Collected data
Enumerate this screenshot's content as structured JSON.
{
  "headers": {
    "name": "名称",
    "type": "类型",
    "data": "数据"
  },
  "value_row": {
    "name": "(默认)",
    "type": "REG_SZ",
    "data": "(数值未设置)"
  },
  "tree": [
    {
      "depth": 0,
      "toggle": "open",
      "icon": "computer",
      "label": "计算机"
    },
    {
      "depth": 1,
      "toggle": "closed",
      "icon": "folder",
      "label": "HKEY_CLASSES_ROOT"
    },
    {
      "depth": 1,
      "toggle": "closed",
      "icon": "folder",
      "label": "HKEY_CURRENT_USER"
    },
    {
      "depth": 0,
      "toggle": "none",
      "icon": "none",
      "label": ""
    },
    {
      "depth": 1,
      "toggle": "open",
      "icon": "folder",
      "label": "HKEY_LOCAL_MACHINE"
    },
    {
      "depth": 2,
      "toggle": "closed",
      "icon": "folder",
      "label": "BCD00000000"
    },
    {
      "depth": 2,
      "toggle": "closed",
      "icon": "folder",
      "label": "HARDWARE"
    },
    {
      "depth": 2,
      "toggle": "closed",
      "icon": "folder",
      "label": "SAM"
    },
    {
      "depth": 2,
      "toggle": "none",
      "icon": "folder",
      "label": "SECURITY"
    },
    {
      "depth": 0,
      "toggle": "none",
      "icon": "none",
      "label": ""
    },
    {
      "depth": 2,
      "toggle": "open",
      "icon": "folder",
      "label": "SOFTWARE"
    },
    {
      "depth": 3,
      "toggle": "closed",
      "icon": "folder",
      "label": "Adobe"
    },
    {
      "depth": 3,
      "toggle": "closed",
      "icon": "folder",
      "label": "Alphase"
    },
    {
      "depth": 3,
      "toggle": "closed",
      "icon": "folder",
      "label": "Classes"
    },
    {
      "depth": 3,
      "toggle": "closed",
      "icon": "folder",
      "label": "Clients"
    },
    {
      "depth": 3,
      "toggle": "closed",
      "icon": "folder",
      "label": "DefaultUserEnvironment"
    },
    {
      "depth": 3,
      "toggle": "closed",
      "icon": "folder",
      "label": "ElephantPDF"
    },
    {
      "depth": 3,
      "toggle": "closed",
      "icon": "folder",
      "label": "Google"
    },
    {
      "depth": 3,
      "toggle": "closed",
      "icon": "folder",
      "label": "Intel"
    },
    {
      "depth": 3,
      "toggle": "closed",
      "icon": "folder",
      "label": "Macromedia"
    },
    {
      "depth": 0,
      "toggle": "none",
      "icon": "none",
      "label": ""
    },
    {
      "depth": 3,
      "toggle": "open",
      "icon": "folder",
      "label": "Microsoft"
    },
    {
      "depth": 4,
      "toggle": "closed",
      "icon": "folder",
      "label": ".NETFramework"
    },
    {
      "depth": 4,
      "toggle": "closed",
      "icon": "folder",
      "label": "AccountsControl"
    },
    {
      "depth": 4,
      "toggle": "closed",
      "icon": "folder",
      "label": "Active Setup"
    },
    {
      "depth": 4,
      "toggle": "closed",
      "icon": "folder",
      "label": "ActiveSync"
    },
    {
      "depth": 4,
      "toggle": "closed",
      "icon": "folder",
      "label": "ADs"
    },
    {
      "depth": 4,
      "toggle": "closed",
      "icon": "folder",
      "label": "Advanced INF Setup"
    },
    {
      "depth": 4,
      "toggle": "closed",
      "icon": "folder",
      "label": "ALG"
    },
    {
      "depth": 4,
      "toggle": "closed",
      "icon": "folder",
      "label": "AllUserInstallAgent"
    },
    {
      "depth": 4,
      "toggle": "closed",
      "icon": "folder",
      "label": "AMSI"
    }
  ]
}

● **JOB**
Copy out every line of the data above, exactly as given.

● **OUTPUT FOR THIS TASK**
Enumerate this screenshot's content as structured JSON.
{
  "headers": {
    "name": "名称",
    "type": "类型",
    "data": "数据"
  },
  "value_row": {
    "name": "(默认)",
    "type": "REG_SZ",
    "data": "(数值未设置)"
  },
  "tree": [
    {
      "depth": 0,
      "toggle": "open",
      "icon": "computer",
      "label": "计算机"
    },
    {
      "depth": 1,
      "toggle": "closed",
      "icon": "folder",
      "label": "HKEY_CLASSES_ROOT"
    },
    {
      "depth": 1,
      "toggle": "closed",
      "icon": "folder",
      "label": "HKEY_CURRENT_USER"
    },
    {
      "depth": 0,
      "toggle": "none",
      "icon": "none",
      "label": ""
    },
    {
      "depth": 1,
      "toggle": "open",
      "icon": "folder",
      "label": "HKEY_LOCAL_MACHINE"
    },
    {
      "depth": 2,
      "toggle": "closed",
      "icon": "folder",
      "label": "BCD00000000"
    },
    {
      "depth": 2,
      "toggle": "closed",
      "icon": "folder",
      "label": "HARDWARE"
    },
    {
      "depth": 2,
      "toggle": "closed",
      "icon": "folder",
      "label": "SAM"
    },
    {
      "depth": 2,
      "toggle": "none",
      "icon": "folder",
      "label": "SECURITY"
    },
    {
      "depth": 0,
      "toggle": "none",
      "icon": "none",
      "label": ""
    },
    {
      "depth": 2,
      "toggle": "open",
      "icon": "folder",
      "label": "SOFTWARE"
    },
    {
      "depth": 3,
      "toggle": "closed",
      "icon": "folder",
      "label": "Adobe"
    },
    {
      "depth": 3,
      "toggle": "closed",
      "icon": "folder",
      "label": "Alphase"
    },
    {
      "depth": 3,
      "toggle": "closed",
      "icon": "folder",
      "label": "Classes"
    },
    {
      "depth": 3,
      "toggle": "closed",
      "icon": "folder",
      "label": "Clients"
    },
    {
      "depth": 3,
      "toggle": "closed",
      "icon": "folder",
      "label": "DefaultUserEnvironment"
    },
    {
      "depth": 3,
      "toggle": "closed",
      "icon": "folder",
      "label": "ElephantPDF"
    },
    {
      "depth": 3,
      "toggle": "closed",
      "icon": "folder",
      "label": "Google"
    },
    {
      "depth": 3,
      "toggle": "closed",
      "icon": "folder",
      "label": "Intel"
    },
    {
      "depth": 3,
      "toggle": "closed",
      "icon": "folder",
      "label": "Macromedia"
    },
    {
      "depth": 0,
      "toggle": "none",
      "icon": "none",
      "label": ""
    },
    {
      "depth": 3,
      "toggle": "open",
      "icon": "folder",
      "label": "Microsoft"
    },
    {
      "depth": 4,
      "toggle": "closed",
      "icon": "folder",
      "label": ".NETFramework"
    },
    {
      "depth": 4,
      "toggle": "closed",
      "icon": "folder",
      "label": "AccountsControl"
    },
    {
      "depth": 4,
      "toggle": "closed",
      "icon": "folder",
      "label": "Active Setup"
    },
    {
      "depth": 4,
      "toggle": "closed",
      "icon": "folder",
      "label": "ActiveSync"
    },
    {
      "depth": 4,
      "toggle": "closed",
      "icon": "folder",
      "label": "ADs"
    },
    {
      "depth": 4,
      "toggle": "closed",
      "icon": "folder",
      "label": "Advanced INF Setup"
    },
    {
      "depth": 4,
      "toggle": "closed",
      "icon": "folder",
      "label": "ALG"
    },
    {
      "depth": 4,
      "toggle": "closed",
      "icon": "folder",
      "label": "AllUserInstallAgent"
    },
    {
      "depth": 4,
      "toggle": "closed",
      "icon": "folder",
      "label": "AMSI"
    }
  ]
}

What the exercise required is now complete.